▶ _EXERCISE GOAL_:
The data below is to be returned in full and exactly.
-- Begin MATERIAL --
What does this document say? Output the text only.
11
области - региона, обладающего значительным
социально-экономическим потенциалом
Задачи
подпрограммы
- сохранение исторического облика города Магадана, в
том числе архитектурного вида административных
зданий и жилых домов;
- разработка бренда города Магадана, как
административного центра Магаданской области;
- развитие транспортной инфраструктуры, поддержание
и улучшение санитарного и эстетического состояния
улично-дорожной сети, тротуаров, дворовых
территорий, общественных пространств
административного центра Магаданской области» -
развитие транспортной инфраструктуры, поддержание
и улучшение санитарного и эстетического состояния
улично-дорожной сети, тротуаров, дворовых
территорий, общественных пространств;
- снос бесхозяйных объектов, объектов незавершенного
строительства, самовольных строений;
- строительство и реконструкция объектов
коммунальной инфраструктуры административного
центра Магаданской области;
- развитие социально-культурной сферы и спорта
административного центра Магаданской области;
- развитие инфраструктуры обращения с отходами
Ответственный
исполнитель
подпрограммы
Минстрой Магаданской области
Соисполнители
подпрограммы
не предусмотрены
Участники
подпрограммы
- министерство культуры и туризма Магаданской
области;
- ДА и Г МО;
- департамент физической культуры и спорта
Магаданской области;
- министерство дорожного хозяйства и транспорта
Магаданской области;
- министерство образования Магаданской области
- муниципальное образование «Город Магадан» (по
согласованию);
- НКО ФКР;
-- End MATERIAL --
▶ _RESPONSE FOR THIS EXERCISE_:
What does this document say? Output the text only.
11
области - региона, обладающего значительным
социально-экономическим потенциалом
Задачи
подпрограммы
- сохранение исторического облика города Магадана, в
том числе архитектурного вида административных
зданий и жилых домов;
- разработка бренда города Магадана, как
административного центра Магаданской области;
- развитие транспортной инфраструктуры, поддержание
и улучшение санитарного и эстетического состояния
улично-дорожной сети, тротуаров, дворовых
территорий, общественных пространств
административного центра Магаданской области» -
развитие транспортной инфраструктуры, поддержание
и улучшение санитарного и эстетического состояния
улично-дорожной сети, тротуаров, дворовых
территорий, общественных пространств;
- снос бесхозяйных объектов, объектов незавершенного
строительства, самовольных строений;
- строительство и реконструкция объектов
коммунальной инфраструктуры административного
центра Магаданской области;
- развитие социально-культурной сферы и спорта
административного центра Магаданской области;
- развитие инфраструктуры обращения с отходами
Ответственный
исполнитель
подпрограммы
Минстрой Магаданской области
Соисполнители
подпрограммы
не предусмотрены
Участники
подпрограммы
- министерство культуры и туризма Магаданской
области;
- ДА и Г МО;
- департамент физической культуры и спорта
Магаданской области;
- министерство дорожного хозяйства и транспорта
Магаданской области;
- министерство образования Магаданской области
- муниципальное образование «Город Магадан» (по
согласованию);
- НКО ФКР;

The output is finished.